--- Required work ---
Pull every line with the word "among" out of the entries below.

-- start of Source data --

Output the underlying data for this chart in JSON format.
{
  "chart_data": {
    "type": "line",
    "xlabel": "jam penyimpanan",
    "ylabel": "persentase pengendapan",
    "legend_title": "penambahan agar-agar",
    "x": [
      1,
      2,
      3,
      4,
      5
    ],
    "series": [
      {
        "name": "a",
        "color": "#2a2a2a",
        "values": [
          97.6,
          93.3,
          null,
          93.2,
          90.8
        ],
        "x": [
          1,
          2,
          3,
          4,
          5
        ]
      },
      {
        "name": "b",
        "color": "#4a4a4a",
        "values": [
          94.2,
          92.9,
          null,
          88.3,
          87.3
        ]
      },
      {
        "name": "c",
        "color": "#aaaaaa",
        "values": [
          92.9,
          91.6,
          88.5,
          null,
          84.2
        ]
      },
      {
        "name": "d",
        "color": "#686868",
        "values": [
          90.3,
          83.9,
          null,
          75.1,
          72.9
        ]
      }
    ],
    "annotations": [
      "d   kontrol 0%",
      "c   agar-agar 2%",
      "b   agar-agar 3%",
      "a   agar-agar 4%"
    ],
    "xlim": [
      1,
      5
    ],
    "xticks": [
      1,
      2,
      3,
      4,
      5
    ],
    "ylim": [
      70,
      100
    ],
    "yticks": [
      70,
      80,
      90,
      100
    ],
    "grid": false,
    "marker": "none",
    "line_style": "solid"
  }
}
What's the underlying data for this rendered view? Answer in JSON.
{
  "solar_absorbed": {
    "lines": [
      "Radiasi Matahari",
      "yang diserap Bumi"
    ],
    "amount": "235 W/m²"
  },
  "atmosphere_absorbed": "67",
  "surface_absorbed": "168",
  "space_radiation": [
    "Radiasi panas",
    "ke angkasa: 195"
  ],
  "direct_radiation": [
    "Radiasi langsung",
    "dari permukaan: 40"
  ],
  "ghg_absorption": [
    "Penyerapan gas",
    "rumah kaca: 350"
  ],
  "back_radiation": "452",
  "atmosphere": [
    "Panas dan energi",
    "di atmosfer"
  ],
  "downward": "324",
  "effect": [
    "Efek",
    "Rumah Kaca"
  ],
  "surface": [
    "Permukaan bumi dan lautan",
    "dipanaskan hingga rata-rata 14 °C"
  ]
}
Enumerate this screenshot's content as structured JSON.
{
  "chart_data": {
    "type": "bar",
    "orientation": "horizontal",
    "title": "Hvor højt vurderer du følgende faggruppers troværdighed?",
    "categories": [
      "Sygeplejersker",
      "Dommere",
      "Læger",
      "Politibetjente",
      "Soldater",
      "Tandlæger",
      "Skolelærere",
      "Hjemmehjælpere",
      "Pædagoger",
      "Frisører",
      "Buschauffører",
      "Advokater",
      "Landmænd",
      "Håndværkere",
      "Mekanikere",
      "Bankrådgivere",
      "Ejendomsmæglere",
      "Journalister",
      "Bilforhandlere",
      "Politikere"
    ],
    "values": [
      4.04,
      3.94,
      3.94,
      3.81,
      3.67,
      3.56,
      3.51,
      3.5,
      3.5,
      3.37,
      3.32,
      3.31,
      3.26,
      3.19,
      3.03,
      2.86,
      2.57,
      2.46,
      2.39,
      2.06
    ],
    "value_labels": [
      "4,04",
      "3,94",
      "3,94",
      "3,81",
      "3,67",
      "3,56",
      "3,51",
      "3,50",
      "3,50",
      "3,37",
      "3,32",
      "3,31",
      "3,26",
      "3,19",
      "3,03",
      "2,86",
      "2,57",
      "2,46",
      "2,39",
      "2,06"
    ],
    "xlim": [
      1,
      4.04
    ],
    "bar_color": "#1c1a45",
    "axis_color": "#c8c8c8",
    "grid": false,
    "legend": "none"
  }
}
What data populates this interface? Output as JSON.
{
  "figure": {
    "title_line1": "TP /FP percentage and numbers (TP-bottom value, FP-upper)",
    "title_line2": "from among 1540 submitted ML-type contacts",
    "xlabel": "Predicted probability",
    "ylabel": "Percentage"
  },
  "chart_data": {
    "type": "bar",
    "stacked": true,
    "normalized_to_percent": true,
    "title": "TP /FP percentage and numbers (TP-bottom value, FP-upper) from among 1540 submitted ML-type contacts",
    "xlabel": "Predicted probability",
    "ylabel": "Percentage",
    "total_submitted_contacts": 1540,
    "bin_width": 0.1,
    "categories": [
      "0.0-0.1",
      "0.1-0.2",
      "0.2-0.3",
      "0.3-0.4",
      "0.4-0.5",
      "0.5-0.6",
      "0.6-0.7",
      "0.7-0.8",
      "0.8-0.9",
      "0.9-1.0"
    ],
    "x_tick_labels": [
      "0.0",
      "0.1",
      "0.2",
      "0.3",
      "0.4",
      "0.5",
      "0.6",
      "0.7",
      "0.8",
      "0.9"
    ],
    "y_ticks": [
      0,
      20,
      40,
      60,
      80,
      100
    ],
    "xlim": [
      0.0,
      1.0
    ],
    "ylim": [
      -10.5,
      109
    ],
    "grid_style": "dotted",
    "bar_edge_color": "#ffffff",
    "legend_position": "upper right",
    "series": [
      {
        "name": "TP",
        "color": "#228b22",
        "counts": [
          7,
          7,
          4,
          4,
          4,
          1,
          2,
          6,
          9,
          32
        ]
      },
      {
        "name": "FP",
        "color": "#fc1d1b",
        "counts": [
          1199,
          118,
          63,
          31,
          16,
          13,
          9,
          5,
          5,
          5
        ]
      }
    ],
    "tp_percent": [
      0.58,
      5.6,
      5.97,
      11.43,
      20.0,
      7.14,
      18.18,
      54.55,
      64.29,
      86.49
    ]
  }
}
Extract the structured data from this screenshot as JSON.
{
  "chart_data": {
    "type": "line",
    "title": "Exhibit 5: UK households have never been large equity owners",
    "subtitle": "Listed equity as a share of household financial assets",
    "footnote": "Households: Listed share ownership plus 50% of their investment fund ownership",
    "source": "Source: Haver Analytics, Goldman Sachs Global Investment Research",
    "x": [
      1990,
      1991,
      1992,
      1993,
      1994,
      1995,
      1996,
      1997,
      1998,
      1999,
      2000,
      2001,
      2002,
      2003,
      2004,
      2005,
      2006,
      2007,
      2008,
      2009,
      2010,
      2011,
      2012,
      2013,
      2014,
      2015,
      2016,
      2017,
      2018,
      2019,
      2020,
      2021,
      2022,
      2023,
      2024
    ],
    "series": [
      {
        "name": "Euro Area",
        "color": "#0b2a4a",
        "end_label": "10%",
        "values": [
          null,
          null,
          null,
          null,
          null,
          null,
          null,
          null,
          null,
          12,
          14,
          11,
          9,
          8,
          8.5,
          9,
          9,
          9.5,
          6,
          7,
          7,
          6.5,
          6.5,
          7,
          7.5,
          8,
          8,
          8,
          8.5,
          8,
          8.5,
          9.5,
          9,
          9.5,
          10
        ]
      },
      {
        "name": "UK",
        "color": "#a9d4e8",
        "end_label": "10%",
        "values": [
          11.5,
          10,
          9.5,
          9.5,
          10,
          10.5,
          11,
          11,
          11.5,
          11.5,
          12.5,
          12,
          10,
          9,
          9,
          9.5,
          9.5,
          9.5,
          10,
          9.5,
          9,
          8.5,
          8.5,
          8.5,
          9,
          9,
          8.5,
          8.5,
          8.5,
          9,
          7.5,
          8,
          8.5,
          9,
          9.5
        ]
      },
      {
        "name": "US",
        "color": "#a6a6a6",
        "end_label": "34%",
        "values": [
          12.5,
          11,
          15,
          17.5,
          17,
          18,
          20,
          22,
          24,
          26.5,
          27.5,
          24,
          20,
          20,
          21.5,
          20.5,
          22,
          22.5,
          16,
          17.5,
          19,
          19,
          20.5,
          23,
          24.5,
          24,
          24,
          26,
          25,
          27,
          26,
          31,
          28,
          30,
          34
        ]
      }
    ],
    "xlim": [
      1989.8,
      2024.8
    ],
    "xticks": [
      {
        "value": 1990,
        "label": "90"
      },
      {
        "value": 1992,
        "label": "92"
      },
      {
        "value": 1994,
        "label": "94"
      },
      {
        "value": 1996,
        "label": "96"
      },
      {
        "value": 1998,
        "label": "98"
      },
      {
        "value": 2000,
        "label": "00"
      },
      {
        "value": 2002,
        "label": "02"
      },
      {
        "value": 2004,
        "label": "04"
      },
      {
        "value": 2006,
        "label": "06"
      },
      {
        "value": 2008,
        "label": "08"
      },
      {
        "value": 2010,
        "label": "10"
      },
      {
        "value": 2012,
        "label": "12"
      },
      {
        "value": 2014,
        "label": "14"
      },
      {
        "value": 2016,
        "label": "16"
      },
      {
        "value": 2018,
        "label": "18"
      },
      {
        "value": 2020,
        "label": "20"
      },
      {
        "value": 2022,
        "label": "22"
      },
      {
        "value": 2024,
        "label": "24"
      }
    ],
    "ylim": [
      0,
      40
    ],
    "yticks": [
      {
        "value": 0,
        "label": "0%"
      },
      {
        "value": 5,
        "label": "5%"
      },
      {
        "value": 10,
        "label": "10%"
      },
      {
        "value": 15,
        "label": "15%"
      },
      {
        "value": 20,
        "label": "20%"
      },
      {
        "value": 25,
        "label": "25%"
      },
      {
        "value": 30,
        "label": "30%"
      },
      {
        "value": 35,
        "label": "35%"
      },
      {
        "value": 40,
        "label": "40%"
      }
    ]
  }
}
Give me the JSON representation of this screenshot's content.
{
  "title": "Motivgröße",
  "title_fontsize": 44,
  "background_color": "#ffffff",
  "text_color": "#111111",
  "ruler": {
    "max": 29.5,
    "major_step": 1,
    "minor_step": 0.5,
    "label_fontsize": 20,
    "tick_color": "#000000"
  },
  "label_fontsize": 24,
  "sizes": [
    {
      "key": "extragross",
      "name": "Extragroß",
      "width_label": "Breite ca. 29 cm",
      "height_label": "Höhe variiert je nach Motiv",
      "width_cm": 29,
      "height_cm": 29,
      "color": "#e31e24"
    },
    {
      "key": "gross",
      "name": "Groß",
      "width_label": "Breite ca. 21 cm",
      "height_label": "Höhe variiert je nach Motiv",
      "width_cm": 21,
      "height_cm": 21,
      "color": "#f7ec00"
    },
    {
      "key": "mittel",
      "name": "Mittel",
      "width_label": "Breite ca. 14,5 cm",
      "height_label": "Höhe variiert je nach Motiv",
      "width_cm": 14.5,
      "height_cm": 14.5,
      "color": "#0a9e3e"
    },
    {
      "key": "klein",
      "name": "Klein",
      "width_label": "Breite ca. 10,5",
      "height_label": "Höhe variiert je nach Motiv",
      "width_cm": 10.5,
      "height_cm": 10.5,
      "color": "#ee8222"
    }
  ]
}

-- end of Source data --

--- Complete output ---
    "title_line2": "from among 1540 submitted ML-type contacts",
    "title": "TP /FP percentage and numbers (TP-bottom value, FP-upper) from among 1540 submitted ML-type contacts",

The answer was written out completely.